>> Begin ENTRIES

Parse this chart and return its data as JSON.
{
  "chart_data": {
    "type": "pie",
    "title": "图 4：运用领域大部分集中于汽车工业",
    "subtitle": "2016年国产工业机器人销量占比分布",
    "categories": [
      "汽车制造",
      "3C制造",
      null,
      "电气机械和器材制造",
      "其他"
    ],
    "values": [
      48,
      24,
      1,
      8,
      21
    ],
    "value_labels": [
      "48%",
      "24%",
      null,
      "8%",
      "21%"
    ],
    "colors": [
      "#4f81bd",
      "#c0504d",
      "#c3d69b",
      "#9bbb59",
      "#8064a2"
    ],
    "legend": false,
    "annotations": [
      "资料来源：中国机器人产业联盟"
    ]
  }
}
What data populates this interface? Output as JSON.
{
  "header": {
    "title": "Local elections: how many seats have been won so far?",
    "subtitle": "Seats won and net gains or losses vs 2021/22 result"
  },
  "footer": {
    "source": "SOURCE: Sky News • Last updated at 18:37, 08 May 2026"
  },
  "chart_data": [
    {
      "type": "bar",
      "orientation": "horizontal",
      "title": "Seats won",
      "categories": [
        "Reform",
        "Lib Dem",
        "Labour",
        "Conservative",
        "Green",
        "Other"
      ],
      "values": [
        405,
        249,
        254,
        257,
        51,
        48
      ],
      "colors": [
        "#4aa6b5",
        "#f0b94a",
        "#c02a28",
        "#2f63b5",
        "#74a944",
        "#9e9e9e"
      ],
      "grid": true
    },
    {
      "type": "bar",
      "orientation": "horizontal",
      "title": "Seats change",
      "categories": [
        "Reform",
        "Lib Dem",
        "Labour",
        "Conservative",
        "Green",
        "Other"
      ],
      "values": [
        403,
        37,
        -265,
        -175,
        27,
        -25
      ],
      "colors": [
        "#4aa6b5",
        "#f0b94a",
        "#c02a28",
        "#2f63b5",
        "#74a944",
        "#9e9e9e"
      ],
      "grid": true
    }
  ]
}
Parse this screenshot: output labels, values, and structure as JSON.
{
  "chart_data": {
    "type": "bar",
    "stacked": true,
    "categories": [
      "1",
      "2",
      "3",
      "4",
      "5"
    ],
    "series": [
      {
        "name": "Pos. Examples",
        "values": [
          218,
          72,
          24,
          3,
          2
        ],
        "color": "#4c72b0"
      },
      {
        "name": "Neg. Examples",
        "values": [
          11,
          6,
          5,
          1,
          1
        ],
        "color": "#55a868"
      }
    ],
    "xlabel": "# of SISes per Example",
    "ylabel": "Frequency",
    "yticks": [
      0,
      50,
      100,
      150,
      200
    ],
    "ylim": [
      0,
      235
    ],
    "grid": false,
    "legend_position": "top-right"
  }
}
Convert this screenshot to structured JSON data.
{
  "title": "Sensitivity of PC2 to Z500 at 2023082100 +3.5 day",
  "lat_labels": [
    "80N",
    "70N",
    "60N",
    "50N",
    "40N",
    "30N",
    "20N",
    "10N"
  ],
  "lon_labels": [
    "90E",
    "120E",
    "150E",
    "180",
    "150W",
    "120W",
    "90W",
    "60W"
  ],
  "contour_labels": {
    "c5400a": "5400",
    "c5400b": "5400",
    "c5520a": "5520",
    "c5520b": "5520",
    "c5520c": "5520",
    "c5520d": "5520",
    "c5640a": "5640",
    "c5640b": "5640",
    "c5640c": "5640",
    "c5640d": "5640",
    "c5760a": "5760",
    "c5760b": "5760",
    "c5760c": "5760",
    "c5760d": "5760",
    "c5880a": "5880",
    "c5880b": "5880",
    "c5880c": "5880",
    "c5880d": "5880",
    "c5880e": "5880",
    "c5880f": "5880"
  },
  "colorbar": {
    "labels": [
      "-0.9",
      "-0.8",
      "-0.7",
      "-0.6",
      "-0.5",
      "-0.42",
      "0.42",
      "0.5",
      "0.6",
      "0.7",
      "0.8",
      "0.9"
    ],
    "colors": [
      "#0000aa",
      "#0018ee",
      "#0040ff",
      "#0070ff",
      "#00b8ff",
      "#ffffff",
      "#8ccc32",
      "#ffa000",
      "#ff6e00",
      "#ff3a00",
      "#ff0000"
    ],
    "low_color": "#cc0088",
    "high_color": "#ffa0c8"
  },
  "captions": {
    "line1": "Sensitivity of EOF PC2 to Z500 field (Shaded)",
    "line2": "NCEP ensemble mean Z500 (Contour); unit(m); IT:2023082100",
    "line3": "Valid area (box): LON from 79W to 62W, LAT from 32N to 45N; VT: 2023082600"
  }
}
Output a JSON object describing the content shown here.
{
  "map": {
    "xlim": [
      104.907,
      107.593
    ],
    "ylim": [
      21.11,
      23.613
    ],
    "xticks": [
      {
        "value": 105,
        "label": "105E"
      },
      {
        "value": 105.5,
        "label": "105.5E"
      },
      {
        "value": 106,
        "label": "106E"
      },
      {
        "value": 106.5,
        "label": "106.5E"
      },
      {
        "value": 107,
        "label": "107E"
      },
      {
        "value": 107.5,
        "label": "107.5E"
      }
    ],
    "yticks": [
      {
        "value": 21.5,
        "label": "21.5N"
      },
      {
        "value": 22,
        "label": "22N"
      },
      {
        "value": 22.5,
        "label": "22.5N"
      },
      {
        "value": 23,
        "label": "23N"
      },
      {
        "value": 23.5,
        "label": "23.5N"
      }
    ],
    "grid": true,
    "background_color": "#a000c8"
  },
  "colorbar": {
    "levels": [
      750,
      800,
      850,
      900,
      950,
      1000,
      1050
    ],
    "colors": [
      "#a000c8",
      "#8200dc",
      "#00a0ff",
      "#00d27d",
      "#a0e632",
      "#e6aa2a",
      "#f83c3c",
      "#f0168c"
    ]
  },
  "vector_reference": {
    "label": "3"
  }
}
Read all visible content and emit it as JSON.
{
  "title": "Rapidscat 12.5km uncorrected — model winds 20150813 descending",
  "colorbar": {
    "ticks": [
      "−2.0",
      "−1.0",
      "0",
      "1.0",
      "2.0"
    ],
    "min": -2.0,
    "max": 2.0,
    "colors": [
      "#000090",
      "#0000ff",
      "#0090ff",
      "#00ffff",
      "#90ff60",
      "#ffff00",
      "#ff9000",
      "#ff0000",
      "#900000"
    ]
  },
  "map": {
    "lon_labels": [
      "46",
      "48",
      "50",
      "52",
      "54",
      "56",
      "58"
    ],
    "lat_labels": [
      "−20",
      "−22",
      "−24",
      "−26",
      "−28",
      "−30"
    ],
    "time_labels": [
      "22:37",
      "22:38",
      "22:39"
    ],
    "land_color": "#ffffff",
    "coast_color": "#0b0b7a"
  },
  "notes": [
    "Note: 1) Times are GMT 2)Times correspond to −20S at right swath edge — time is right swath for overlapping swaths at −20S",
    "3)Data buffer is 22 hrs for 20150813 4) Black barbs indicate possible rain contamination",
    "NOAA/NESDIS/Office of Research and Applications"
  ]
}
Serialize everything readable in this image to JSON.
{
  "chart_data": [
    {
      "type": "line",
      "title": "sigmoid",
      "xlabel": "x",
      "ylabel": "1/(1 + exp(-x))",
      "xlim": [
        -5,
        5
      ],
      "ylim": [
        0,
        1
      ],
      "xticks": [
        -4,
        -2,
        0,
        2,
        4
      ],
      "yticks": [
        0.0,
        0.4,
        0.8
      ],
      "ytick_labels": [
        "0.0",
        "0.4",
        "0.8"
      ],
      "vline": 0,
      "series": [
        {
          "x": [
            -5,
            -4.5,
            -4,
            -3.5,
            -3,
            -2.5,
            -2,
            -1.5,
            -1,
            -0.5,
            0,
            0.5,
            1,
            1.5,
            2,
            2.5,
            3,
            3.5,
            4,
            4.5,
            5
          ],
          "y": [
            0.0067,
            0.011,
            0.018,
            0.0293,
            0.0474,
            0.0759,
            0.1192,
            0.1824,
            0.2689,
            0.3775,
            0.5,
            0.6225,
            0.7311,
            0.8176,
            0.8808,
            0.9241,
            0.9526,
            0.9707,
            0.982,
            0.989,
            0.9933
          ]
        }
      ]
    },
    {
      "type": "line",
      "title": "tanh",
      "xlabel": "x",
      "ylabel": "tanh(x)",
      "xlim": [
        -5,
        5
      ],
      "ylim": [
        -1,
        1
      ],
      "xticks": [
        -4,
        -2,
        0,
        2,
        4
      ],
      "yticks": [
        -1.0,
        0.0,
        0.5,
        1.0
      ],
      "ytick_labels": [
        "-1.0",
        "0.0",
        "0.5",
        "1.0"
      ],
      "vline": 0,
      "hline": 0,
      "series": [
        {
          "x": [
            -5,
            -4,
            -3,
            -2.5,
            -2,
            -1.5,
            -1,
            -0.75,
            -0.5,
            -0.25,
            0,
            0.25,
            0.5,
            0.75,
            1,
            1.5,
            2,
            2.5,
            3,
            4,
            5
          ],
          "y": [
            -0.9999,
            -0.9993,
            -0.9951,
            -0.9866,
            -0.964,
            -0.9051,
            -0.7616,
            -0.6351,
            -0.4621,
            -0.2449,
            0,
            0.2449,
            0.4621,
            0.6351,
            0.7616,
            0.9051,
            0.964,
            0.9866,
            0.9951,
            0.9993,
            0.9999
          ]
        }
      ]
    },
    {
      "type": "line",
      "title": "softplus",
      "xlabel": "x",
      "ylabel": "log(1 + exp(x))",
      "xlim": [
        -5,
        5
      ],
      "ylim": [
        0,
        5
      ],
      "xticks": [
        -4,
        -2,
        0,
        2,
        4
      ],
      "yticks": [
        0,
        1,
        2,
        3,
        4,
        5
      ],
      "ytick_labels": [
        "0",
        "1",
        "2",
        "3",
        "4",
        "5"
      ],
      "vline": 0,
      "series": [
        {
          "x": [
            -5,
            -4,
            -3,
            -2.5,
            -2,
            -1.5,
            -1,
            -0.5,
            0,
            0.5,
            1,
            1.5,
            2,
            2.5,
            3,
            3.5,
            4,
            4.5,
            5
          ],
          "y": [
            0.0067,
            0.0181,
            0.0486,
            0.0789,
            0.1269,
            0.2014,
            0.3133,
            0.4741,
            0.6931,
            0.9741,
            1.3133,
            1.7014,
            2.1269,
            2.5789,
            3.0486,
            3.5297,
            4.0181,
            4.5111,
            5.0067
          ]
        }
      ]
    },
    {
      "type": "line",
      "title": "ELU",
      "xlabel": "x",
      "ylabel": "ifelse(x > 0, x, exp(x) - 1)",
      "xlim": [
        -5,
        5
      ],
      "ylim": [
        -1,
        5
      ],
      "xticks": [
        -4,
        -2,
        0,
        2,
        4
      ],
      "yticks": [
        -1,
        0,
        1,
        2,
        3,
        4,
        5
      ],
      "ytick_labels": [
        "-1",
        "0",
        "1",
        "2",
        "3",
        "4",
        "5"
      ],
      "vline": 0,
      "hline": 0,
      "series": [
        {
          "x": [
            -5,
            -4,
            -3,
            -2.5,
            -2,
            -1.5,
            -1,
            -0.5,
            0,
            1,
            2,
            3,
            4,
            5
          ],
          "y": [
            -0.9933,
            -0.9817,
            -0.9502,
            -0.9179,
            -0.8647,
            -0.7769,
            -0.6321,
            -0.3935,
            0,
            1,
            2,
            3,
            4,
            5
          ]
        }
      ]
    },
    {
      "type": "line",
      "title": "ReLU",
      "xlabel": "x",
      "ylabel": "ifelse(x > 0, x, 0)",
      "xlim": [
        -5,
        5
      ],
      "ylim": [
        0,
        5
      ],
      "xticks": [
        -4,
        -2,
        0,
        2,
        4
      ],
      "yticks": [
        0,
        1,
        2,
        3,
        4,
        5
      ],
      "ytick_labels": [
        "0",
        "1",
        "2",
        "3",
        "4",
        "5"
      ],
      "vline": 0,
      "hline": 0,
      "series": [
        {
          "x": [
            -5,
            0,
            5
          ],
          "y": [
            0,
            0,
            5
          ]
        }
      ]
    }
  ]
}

>> End ENTRIES

Only lines with the word "right" are wanted, so copy each one from the records.

▶ **FULL RESPONSE**
    "legend_position": "top-right"
    "Note: 1) Times are GMT 2)Times correspond to −20S at right swath edge — time is right swath for overlapping swaths at −20S",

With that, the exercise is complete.